§ Written instruction
Repeat only the lines from the one holding "Read out every word on this page." down to the last line of the listing below, including both of those lines.

(Extracted records)
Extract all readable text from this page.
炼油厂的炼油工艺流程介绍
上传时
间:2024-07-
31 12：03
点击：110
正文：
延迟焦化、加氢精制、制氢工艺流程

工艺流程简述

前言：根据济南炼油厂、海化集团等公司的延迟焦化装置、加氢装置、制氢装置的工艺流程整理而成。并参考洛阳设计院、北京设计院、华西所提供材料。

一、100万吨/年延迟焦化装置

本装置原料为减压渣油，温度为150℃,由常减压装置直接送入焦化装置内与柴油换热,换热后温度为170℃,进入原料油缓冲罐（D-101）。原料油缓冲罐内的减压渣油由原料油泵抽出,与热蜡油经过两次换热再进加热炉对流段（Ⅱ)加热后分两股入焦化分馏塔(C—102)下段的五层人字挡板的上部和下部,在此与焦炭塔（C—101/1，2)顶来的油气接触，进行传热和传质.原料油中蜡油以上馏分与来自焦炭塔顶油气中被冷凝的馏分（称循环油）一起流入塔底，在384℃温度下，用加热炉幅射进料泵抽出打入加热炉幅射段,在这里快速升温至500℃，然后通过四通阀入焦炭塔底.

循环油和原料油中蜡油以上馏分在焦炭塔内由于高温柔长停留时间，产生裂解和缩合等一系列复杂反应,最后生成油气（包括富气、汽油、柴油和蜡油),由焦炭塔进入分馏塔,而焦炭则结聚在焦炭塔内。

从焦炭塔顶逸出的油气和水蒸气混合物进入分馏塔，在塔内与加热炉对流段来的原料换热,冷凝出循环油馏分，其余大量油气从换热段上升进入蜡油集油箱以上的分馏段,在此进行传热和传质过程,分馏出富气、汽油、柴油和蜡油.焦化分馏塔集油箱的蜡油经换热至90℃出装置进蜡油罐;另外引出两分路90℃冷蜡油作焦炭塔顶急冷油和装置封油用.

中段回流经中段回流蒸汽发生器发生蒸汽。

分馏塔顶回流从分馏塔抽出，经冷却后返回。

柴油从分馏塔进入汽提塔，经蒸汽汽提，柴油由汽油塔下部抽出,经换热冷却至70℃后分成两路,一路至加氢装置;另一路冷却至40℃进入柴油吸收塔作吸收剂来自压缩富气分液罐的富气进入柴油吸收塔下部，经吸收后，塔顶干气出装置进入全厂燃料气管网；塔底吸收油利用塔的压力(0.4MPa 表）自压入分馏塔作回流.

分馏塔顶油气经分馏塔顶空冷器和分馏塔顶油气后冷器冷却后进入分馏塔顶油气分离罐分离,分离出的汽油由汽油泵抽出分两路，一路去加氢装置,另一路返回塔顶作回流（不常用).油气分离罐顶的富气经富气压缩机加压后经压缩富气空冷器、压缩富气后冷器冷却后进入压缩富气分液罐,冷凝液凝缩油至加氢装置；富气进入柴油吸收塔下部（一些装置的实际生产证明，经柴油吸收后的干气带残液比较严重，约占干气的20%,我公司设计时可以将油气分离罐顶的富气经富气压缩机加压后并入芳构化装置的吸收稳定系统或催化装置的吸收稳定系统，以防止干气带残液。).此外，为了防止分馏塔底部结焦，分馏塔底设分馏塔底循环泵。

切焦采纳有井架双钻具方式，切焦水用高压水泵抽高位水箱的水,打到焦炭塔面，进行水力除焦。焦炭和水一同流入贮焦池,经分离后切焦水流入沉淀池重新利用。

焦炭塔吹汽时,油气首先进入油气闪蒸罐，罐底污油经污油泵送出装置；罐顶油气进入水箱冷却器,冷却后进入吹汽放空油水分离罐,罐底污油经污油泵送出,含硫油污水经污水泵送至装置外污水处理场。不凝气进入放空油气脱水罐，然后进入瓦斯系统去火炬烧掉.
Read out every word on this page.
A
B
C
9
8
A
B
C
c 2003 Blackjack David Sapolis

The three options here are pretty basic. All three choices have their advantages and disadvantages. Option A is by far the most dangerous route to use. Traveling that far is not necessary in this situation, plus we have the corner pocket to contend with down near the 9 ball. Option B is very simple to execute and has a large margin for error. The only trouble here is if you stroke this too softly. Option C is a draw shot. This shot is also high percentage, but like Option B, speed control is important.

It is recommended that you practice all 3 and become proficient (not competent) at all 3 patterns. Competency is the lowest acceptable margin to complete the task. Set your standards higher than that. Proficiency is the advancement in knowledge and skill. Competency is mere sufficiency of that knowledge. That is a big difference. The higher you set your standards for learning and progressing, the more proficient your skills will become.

§ Finished task
Read out every word on this page.
A
B
C
9
8
A
B
C
c 2003 Blackjack David Sapolis

The three options here are pretty basic. All three choices have their advantages and disadvantages. Option A is by far the most dangerous route to use. Traveling that far is not necessary in this situation, plus we have the corner pocket to contend with down near the 9 ball. Option B is very simple to execute and has a large margin for error. The only trouble here is if you stroke this too softly. Option C is a draw shot. This shot is also high percentage, but like Option B, speed control is important.

It is recommended that you practice all 3 and become proficient (not competent) at all 3 patterns. Competency is the lowest acceptable margin to complete the task. Set your standards higher than that. Proficiency is the advancement in knowledge and skill. Competency is mere sufficiency of that knowledge. That is a big difference. The higher you set your standards for learning and progressing, the more proficient your skills will become.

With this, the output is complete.